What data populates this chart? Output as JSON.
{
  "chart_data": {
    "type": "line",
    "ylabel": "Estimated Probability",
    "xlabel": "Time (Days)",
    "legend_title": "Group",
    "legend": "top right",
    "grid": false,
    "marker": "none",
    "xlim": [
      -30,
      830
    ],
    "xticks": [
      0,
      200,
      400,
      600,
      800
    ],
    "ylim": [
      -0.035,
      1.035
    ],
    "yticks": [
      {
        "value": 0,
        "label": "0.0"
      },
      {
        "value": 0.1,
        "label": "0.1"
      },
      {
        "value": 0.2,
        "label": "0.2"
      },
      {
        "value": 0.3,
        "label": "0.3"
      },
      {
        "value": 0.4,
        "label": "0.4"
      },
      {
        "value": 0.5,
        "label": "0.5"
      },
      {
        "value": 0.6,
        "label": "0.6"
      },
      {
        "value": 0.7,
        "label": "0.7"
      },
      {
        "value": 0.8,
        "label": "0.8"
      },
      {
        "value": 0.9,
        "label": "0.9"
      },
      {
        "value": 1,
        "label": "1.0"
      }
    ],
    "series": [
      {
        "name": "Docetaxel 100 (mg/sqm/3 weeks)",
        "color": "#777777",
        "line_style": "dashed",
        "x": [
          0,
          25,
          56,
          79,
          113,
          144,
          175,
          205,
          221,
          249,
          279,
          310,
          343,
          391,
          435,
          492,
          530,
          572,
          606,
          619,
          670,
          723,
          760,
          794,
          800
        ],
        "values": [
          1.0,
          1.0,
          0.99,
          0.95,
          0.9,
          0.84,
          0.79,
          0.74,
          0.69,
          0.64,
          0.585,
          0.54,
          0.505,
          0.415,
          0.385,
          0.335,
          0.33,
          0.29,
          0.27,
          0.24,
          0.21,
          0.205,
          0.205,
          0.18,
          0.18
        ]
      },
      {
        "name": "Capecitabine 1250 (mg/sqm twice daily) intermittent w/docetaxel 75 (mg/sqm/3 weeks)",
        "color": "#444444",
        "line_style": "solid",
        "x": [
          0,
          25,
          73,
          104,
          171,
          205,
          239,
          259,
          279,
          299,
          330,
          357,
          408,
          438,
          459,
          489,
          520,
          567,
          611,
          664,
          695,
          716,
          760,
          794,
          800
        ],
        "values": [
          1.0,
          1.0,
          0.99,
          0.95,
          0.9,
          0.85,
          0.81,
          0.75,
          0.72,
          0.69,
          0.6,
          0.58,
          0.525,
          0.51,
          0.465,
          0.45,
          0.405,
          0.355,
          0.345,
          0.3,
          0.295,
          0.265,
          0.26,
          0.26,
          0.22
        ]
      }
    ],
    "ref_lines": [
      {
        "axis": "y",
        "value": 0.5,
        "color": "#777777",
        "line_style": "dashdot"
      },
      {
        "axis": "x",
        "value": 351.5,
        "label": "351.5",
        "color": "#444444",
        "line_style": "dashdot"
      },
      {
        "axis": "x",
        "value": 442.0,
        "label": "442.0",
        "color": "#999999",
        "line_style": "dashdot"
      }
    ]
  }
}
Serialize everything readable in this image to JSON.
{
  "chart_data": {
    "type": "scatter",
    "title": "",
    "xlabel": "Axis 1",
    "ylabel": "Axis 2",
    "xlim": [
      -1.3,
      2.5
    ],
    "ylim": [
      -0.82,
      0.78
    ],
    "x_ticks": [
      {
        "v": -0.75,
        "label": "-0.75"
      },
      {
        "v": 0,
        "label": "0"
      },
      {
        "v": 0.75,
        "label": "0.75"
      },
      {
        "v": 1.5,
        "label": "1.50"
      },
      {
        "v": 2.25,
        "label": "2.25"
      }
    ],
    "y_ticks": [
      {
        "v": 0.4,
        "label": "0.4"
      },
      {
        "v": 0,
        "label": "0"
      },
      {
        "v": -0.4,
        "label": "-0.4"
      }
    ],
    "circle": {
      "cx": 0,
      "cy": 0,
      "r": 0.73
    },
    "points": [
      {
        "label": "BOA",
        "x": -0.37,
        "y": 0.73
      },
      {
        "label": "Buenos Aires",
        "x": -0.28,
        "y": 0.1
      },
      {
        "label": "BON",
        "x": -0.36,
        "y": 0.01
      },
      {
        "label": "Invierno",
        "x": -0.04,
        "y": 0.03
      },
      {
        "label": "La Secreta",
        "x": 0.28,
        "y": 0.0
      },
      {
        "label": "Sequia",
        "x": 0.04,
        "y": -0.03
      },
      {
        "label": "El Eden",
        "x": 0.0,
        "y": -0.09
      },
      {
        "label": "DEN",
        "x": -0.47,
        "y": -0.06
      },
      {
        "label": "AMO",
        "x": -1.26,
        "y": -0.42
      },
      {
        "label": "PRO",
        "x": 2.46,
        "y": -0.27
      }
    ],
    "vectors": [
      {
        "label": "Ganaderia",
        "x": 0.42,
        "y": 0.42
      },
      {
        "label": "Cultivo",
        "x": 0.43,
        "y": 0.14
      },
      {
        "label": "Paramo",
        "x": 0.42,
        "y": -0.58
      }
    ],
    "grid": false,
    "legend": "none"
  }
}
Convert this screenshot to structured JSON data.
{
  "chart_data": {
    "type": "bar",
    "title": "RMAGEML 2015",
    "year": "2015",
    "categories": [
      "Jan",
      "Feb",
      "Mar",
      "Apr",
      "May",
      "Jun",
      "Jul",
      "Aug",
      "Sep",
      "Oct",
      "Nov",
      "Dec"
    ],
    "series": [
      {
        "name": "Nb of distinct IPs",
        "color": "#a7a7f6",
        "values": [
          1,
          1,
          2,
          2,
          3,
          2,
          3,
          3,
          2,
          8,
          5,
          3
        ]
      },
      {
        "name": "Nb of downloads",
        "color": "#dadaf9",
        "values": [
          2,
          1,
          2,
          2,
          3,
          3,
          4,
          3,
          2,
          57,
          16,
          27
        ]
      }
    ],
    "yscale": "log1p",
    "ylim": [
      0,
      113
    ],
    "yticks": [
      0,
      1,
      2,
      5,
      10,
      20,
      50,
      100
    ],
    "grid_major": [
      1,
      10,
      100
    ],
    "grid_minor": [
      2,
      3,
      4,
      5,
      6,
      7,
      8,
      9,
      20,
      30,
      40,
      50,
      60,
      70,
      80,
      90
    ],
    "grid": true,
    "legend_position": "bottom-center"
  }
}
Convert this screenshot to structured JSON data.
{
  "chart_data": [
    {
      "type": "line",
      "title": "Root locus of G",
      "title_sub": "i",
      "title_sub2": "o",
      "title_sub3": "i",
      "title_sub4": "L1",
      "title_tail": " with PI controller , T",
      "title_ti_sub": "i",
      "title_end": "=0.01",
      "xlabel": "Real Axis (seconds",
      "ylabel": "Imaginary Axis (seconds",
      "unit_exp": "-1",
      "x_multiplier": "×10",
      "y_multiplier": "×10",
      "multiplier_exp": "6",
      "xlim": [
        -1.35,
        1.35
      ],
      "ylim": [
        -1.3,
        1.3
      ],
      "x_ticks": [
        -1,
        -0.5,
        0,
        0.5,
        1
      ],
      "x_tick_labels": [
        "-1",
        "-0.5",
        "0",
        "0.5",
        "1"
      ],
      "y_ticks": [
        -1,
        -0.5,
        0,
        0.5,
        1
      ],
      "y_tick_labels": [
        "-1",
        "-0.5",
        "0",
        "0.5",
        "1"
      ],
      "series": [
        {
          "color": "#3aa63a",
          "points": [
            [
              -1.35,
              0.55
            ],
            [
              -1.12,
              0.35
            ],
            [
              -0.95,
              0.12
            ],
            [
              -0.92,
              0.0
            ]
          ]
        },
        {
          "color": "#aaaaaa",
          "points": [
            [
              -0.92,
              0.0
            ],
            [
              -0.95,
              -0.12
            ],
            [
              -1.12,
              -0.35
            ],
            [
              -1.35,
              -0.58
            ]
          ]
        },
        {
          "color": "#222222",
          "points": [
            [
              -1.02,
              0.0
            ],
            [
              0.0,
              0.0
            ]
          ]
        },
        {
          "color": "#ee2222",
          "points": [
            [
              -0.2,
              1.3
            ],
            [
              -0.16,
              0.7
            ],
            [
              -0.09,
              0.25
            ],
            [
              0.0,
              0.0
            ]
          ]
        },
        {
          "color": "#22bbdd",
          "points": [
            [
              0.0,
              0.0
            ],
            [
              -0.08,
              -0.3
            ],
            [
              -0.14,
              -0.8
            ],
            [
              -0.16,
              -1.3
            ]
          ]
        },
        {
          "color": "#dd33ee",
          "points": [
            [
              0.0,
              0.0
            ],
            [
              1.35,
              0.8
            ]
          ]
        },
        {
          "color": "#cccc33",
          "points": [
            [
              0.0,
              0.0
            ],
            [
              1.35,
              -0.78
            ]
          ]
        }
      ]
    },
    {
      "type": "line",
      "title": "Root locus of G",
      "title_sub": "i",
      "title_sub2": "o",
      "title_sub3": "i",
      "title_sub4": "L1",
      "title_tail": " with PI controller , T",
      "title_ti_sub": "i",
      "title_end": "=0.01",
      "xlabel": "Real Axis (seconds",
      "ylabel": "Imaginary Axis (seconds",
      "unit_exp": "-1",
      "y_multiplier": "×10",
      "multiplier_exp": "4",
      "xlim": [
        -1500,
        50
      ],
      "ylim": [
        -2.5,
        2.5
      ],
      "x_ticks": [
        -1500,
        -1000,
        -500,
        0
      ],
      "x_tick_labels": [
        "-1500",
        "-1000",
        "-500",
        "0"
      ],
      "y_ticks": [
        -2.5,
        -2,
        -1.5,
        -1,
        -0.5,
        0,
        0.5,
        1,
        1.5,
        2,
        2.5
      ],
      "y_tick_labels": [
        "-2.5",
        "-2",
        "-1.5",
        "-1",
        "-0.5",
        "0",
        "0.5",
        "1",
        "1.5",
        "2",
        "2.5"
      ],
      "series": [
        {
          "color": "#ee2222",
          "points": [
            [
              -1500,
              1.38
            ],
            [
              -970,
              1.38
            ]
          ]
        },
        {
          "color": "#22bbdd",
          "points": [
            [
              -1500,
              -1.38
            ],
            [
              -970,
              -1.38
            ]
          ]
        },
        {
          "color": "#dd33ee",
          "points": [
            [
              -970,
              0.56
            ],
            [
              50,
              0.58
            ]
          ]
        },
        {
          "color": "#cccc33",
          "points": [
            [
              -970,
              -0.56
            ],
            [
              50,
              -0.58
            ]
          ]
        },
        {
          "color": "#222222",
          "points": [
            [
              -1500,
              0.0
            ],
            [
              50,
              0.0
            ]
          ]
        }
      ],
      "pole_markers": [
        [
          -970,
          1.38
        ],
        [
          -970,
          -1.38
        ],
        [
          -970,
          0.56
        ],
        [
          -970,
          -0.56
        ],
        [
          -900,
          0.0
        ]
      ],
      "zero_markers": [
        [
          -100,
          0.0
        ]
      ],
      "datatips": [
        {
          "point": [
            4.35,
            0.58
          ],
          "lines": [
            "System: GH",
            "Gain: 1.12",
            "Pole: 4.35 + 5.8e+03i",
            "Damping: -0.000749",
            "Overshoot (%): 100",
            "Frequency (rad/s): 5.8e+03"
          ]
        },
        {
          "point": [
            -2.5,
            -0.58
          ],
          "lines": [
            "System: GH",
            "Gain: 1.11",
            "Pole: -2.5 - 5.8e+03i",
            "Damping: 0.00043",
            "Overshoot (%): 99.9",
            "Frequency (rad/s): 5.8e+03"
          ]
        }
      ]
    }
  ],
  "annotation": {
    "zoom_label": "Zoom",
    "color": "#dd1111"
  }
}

• • •

* [Work required]:
Pick out and copy every line that contains the word "JSON".

* [Response to the task]:
What data populates this chart? Output as JSON.
Serialize everything readable in this image to JSON.
Convert this screenshot to structured JSON data.
Convert this screenshot to structured JSON data.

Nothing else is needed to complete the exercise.